[Saved entries]
>> START

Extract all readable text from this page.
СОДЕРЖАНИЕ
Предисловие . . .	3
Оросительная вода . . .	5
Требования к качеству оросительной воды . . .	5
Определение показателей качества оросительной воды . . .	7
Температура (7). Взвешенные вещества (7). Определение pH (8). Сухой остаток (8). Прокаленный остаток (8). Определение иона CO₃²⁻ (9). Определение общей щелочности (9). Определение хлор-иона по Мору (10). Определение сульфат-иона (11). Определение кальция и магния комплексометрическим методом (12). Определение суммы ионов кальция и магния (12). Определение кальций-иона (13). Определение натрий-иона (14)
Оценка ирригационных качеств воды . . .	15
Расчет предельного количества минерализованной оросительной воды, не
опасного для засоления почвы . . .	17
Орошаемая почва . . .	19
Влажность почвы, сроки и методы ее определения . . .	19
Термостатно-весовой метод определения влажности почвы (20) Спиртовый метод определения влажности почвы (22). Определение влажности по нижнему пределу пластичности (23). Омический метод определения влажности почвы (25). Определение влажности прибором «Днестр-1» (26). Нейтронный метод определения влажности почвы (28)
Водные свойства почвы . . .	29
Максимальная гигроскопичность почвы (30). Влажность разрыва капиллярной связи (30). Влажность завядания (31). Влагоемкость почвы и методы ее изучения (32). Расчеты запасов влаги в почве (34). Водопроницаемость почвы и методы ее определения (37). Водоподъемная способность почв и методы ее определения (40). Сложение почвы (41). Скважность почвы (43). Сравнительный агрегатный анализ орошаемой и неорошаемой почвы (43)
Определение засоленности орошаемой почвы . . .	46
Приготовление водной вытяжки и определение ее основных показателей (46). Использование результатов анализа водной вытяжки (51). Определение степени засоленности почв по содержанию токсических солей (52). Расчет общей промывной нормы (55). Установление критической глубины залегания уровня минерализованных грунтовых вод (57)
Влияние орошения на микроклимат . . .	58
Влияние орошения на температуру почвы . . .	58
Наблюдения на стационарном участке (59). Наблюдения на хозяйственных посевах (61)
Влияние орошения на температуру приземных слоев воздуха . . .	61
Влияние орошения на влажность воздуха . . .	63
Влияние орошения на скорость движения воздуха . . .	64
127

>> END

WORK TO COMPLETE:
Make an exact copy of the listing, including every line.

EXERCISE ANSWER:
Extract all readable text from this page.
СОДЕРЖАНИЕ
Предисловие . . .	3
Оросительная вода . . .	5
Требования к качеству оросительной воды . . .	5
Определение показателей качества оросительной воды . . .	7
Температура (7). Взвешенные вещества (7). Определение pH (8). Сухой остаток (8). Прокаленный остаток (8). Определение иона CO₃²⁻ (9). Определение общей щелочности (9). Определение хлор-иона по Мору (10). Определение сульфат-иона (11). Определение кальция и магния комплексометрическим методом (12). Определение суммы ионов кальция и магния (12). Определение кальций-иона (13). Определение натрий-иона (14)
Оценка ирригационных качеств воды . . .	15
Расчет предельного количества минерализованной оросительной воды, не
опасного для засоления почвы . . .	17
Орошаемая почва . . .	19
Влажность почвы, сроки и методы ее определения . . .	19
Термостатно-весовой метод определения влажности почвы (20) Спиртовый метод определения влажности почвы (22). Определение влажности по нижнему пределу пластичности (23). Омический метод определения влажности почвы (25). Определение влажности прибором «Днестр-1» (26). Нейтронный метод определения влажности почвы (28)
Водные свойства почвы . . .	29
Максимальная гигроскопичность почвы (30). Влажность разрыва капиллярной связи (30). Влажность завядания (31). Влагоемкость почвы и методы ее изучения (32). Расчеты запасов влаги в почве (34). Водопроницаемость почвы и методы ее определения (37). Водоподъемная способность почв и методы ее определения (40). Сложение почвы (41). Скважность почвы (43). Сравнительный агрегатный анализ орошаемой и неорошаемой почвы (43)
Определение засоленности орошаемой почвы . . .	46
Приготовление водной вытяжки и определение ее основных показателей (46). Использование результатов анализа водной вытяжки (51). Определение степени засоленности почв по содержанию токсических солей (52). Расчет общей промывной нормы (55). Установление критической глубины залегания уровня минерализованных грунтовых вод (57)
Влияние орошения на микроклимат . . .	58
Влияние орошения на температуру почвы . . .	58
Наблюдения на стационарном участке (59). Наблюдения на хозяйственных посевах (61)
Влияние орошения на температуру приземных слоев воздуха . . .	61
Влияние орошения на влажность воздуха . . .	63
Влияние орошения на скорость движения воздуха . . .	64
127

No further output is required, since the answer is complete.